**Dataset entries:**
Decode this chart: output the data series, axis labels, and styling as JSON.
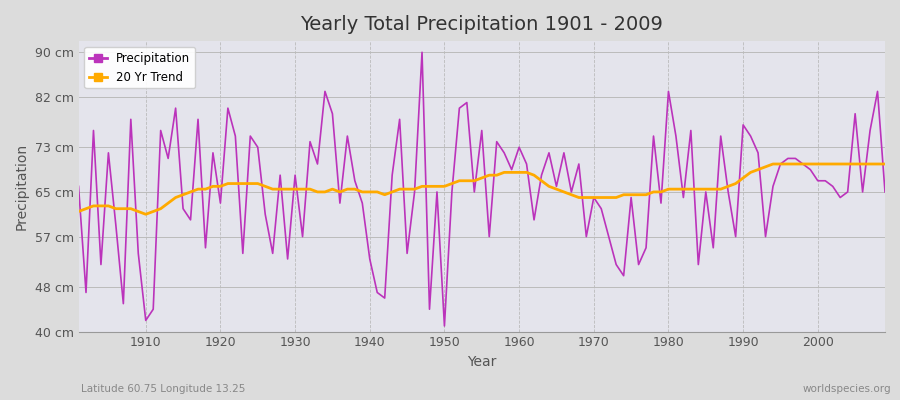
{
  "title": "Yearly Total Precipitation 1901 - 2009",
  "xlabel": "Year",
  "ylabel": "Precipitation",
  "subtitle": "Latitude 60.75 Longitude 13.25",
  "watermark": "worldspecies.org",
  "bg_color": "#dcdcdc",
  "plot_bg_color": "#e4e4ec",
  "precip_color": "#bb33bb",
  "trend_color": "#ffaa00",
  "ylim": [
    40,
    92
  ],
  "yticks": [
    40,
    48,
    57,
    65,
    73,
    82,
    90
  ],
  "ytick_labels": [
    "40 cm",
    "48 cm",
    "57 cm",
    "65 cm",
    "73 cm",
    "82 cm",
    "90 cm"
  ],
  "xticks": [
    1910,
    1920,
    1930,
    1940,
    1950,
    1960,
    1970,
    1980,
    1990,
    2000
  ],
  "years": [
    1901,
    1902,
    1903,
    1904,
    1905,
    1906,
    1907,
    1908,
    1909,
    1910,
    1911,
    1912,
    1913,
    1914,
    1915,
    1916,
    1917,
    1918,
    1919,
    1920,
    1921,
    1922,
    1923,
    1924,
    1925,
    1926,
    1927,
    1928,
    1929,
    1930,
    1931,
    1932,
    1933,
    1934,
    1935,
    1936,
    1937,
    1938,
    1939,
    1940,
    1941,
    1942,
    1943,
    1944,
    1945,
    1946,
    1947,
    1948,
    1949,
    1950,
    1951,
    1952,
    1953,
    1954,
    1955,
    1956,
    1957,
    1958,
    1959,
    1960,
    1961,
    1962,
    1963,
    1964,
    1965,
    1966,
    1967,
    1968,
    1969,
    1970,
    1971,
    1972,
    1973,
    1974,
    1975,
    1976,
    1977,
    1978,
    1979,
    1980,
    1981,
    1982,
    1983,
    1984,
    1985,
    1986,
    1987,
    1988,
    1989,
    1990,
    1991,
    1992,
    1993,
    1994,
    1995,
    1996,
    1997,
    1998,
    1999,
    2000,
    2001,
    2002,
    2003,
    2004,
    2005,
    2006,
    2007,
    2008,
    2009
  ],
  "precip": [
    66,
    47,
    76,
    52,
    72,
    59,
    45,
    78,
    54,
    42,
    44,
    76,
    71,
    80,
    62,
    60,
    78,
    55,
    72,
    63,
    80,
    75,
    54,
    75,
    73,
    61,
    54,
    68,
    53,
    68,
    57,
    74,
    70,
    83,
    79,
    63,
    75,
    67,
    63,
    53,
    47,
    46,
    68,
    78,
    54,
    65,
    90,
    44,
    65,
    41,
    65,
    80,
    81,
    65,
    76,
    57,
    74,
    72,
    69,
    73,
    70,
    60,
    68,
    72,
    66,
    72,
    65,
    70,
    57,
    64,
    62,
    57,
    52,
    50,
    64,
    52,
    55,
    75,
    63,
    83,
    75,
    64,
    76,
    52,
    65,
    55,
    75,
    65,
    57,
    77,
    75,
    72,
    57,
    66,
    70,
    71,
    71,
    70,
    69,
    67,
    67,
    66,
    64,
    65,
    79,
    65,
    76,
    83,
    65
  ],
  "trend": [
    61.5,
    62.0,
    62.5,
    62.5,
    62.5,
    62.0,
    62.0,
    62.0,
    61.5,
    61.0,
    61.5,
    62.0,
    63.0,
    64.0,
    64.5,
    65.0,
    65.5,
    65.5,
    66.0,
    66.0,
    66.5,
    66.5,
    66.5,
    66.5,
    66.5,
    66.0,
    65.5,
    65.5,
    65.5,
    65.5,
    65.5,
    65.5,
    65.0,
    65.0,
    65.5,
    65.0,
    65.5,
    65.5,
    65.0,
    65.0,
    65.0,
    64.5,
    65.0,
    65.5,
    65.5,
    65.5,
    66.0,
    66.0,
    66.0,
    66.0,
    66.5,
    67.0,
    67.0,
    67.0,
    67.5,
    68.0,
    68.0,
    68.5,
    68.5,
    68.5,
    68.5,
    68.0,
    67.0,
    66.0,
    65.5,
    65.0,
    64.5,
    64.0,
    64.0,
    64.0,
    64.0,
    64.0,
    64.0,
    64.5,
    64.5,
    64.5,
    64.5,
    65.0,
    65.0,
    65.5,
    65.5,
    65.5,
    65.5,
    65.5,
    65.5,
    65.5,
    65.5,
    66.0,
    66.5,
    67.5,
    68.5,
    69.0,
    69.5,
    70.0,
    70.0,
    70.0,
    70.0,
    70.0,
    70.0,
    70.0,
    70.0,
    70.0,
    70.0,
    70.0,
    70.0,
    70.0,
    70.0,
    70.0,
    70.0
  ]
}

**TASK TO CARRY OUT:**
Print out the whole of the material word for word, without pictures.

**COMPLETE ANSWER:**
Decode this chart: output the data series, axis labels, and styling as JSON.
{
  "title": "Yearly Total Precipitation 1901 - 2009",
  "xlabel": "Year",
  "ylabel": "Precipitation",
  "subtitle": "Latitude 60.75 Longitude 13.25",
  "watermark": "worldspecies.org",
  "bg_color": "#dcdcdc",
  "plot_bg_color": "#e4e4ec",
  "precip_color": "#bb33bb",
  "trend_color": "#ffaa00",
  "ylim": [
    40,
    92
  ],
  "yticks": [
    40,
    48,
    57,
    65,
    73,
    82,
    90
  ],
  "ytick_labels": [
    "40 cm",
    "48 cm",
    "57 cm",
    "65 cm",
    "73 cm",
    "82 cm",
    "90 cm"
  ],
  "xticks": [
    1910,
    1920,
    1930,
    1940,
    1950,
    1960,
    1970,
    1980,
    1990,
    2000
  ],
  "years": [
    1901,
    1902,
    1903,
    1904,
    1905,
    1906,
    1907,
    1908,
    1909,
    1910,
    1911,
    1912,
    1913,
    1914,
    1915,
    1916,
    1917,
    1918,
    1919,
    1920,
    1921,
    1922,
    1923,
    1924,
    1925,
    1926,
    1927,
    1928,
    1929,
    1930,
    1931,
    1932,
    1933,
    1934,
    1935,
    1936,
    1937,
    1938,
    1939,
    1940,
    1941,
    1942,
    1943,
    1944,
    1945,
    1946,
    1947,
    1948,
    1949,
    1950,
    1951,
    1952,
    1953,
    1954,
    1955,
    1956,
    1957,
    1958,
    1959,
    1960,
    1961,
    1962,
    1963,
    1964,
    1965,
    1966,
    1967,
    1968,
    1969,
    1970,
    1971,
    1972,
    1973,
    1974,
    1975,
    1976,
    1977,
    1978,
    1979,
    1980,
    1981,
    1982,
    1983,
    1984,
    1985,
    1986,
    1987,
    1988,
    1989,
    1990,
    1991,
    1992,
    1993,
    1994,
    1995,
    1996,
    1997,
    1998,
    1999,
    2000,
    2001,
    2002,
    2003,
    2004,
    2005,
    2006,
    2007,
    2008,
    2009
  ],
  "precip": [
    66,
    47,
    76,
    52,
    72,
    59,
    45,
    78,
    54,
    42,
    44,
    76,
    71,
    80,
    62,
    60,
    78,
    55,
    72,
    63,
    80,
    75,
    54,
    75,
    73,
    61,
    54,
    68,
    53,
    68,
    57,
    74,
    70,
    83,
    79,
    63,
    75,
    67,
    63,
    53,
    47,
    46,
    68,
    78,
    54,
    65,
    90,
    44,
    65,
    41,
    65,
    80,
    81,
    65,
    76,
    57,
    74,
    72,
    69,
    73,
    70,
    60,
    68,
    72,
    66,
    72,
    65,
    70,
    57,
    64,
    62,
    57,
    52,
    50,
    64,
    52,
    55,
    75,
    63,
    83,
    75,
    64,
    76,
    52,
    65,
    55,
    75,
    65,
    57,
    77,
    75,
    72,
    57,
    66,
    70,
    71,
    71,
    70,
    69,
    67,
    67,
    66,
    64,
    65,
    79,
    65,
    76,
    83,
    65
  ],
  "trend": [
    61.5,
    62.0,
    62.5,
    62.5,
    62.5,
    62.0,
    62.0,
    62.0,
    61.5,
    61.0,
    61.5,
    62.0,
    63.0,
    64.0,
    64.5,
    65.0,
    65.5,
    65.5,
    66.0,
    66.0,
    66.5,
    66.5,
    66.5,
    66.5,
    66.5,
    66.0,
    65.5,
    65.5,
    65.5,
    65.5,
    65.5,
    65.5,
    65.0,
    65.0,
    65.5,
    65.0,
    65.5,
    65.5,
    65.0,
    65.0,
    65.0,
    64.5,
    65.0,
    65.5,
    65.5,
    65.5,
    66.0,
    66.0,
    66.0,
    66.0,
    66.5,
    67.0,
    67.0,
    67.0,
    67.5,
    68.0,
    68.0,
    68.5,
    68.5,
    68.5,
    68.5,
    68.0,
    67.0,
    66.0,
    65.5,
    65.0,
    64.5,
    64.0,
    64.0,
    64.0,
    64.0,
    64.0,
    64.0,
    64.5,
    64.5,
    64.5,
    64.5,
    65.0,
    65.0,
    65.5,
    65.5,
    65.5,
    65.5,
    65.5,
    65.5,
    65.5,
    65.5,
    66.0,
    66.5,
    67.5,
    68.5,
    69.0,
    69.5,
    70.0,
    70.0,
    70.0,
    70.0,
    70.0,
    70.0,
    70.0,
    70.0,
    70.0,
    70.0,
    70.0,
    70.0,
    70.0,
    70.0,
    70.0,
    70.0
  ]
}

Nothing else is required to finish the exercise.